Raw records
■ ■ ■ ■ ■

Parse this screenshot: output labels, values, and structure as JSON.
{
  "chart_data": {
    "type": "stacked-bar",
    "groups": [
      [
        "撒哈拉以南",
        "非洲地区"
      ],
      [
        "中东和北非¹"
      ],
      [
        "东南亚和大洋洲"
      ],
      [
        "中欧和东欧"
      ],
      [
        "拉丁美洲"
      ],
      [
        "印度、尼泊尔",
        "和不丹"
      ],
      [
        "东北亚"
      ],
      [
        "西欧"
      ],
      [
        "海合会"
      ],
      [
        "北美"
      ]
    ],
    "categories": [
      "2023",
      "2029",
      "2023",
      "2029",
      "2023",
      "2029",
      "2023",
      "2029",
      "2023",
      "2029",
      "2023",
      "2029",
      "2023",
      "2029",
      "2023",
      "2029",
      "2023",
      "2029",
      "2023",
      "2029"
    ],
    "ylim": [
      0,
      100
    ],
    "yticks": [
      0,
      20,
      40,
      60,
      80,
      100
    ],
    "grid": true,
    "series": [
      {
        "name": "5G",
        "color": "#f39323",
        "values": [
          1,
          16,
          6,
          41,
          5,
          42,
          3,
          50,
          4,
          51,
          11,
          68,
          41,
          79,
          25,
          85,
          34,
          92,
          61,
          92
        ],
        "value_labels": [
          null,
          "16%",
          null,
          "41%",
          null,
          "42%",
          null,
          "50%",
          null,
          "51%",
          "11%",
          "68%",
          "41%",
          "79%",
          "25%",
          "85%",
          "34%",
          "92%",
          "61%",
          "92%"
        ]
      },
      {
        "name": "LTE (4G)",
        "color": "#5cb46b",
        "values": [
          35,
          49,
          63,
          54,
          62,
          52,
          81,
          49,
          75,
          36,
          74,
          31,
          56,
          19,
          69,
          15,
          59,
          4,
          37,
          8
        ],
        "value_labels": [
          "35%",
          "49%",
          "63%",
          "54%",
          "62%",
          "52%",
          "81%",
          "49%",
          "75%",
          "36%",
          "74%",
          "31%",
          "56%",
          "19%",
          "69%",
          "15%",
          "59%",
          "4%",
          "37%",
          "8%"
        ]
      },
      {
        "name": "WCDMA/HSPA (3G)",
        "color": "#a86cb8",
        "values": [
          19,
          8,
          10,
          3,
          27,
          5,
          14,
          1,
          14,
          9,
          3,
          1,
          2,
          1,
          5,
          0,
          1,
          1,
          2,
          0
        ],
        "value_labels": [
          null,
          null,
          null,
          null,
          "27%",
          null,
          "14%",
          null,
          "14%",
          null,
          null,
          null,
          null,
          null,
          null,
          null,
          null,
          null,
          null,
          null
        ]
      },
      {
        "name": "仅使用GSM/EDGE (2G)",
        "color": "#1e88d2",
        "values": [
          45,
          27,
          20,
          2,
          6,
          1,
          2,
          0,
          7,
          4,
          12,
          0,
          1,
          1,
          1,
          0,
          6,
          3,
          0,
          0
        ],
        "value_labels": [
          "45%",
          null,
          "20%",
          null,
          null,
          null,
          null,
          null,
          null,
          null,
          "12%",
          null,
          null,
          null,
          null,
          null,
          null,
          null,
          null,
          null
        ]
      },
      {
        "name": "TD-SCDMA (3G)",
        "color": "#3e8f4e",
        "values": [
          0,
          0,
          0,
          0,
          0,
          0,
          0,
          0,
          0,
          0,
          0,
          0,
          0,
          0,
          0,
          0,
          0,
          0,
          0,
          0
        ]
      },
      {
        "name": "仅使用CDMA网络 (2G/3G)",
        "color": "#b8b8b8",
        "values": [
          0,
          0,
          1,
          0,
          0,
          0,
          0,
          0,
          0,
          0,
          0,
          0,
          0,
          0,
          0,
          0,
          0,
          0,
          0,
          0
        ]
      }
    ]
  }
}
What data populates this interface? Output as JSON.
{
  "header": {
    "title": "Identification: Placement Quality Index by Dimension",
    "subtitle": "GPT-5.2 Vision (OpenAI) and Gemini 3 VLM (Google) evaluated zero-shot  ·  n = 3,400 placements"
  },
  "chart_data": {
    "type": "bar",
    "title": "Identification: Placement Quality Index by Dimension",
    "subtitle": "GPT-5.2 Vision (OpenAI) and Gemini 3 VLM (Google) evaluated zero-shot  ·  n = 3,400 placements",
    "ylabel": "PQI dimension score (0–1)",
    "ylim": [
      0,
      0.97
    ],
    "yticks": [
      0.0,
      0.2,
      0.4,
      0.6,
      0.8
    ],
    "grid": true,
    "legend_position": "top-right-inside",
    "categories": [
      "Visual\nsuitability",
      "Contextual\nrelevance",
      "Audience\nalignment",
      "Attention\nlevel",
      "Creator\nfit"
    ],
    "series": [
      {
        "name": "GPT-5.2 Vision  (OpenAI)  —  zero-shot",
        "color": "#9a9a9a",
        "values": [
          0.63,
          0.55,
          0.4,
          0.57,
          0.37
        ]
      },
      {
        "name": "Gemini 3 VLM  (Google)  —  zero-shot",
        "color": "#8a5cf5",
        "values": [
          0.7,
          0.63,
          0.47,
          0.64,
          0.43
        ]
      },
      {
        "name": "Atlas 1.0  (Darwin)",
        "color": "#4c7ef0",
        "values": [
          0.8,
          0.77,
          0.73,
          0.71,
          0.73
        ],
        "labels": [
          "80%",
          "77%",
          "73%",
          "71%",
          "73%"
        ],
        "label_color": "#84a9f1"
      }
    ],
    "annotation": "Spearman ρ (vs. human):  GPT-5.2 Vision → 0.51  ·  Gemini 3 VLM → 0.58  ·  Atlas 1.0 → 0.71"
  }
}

■ ■ ■ ■ ■

PROBLEM STATEMENT: Copy out each line of the data containing the string "Vision".

EXERCISE SOLUTION:
    "subtitle": "GPT-5.2 Vision (OpenAI) and Gemini 3 VLM (Google) evaluated zero-shot  ·  n = 3,400 placements"
    "subtitle": "GPT-5.2 Vision (OpenAI) and Gemini 3 VLM (Google) evaluated zero-shot  ·  n = 3,400 placements",
        "name": "GPT-5.2 Vision  (OpenAI)  —  zero-shot",
    "annotation": "Spearman ρ (vs. human):  GPT-5.2 Vision → 0.51  ·  Gemini 3 VLM → 0.58  ·  Atlas 1.0 → 0.71"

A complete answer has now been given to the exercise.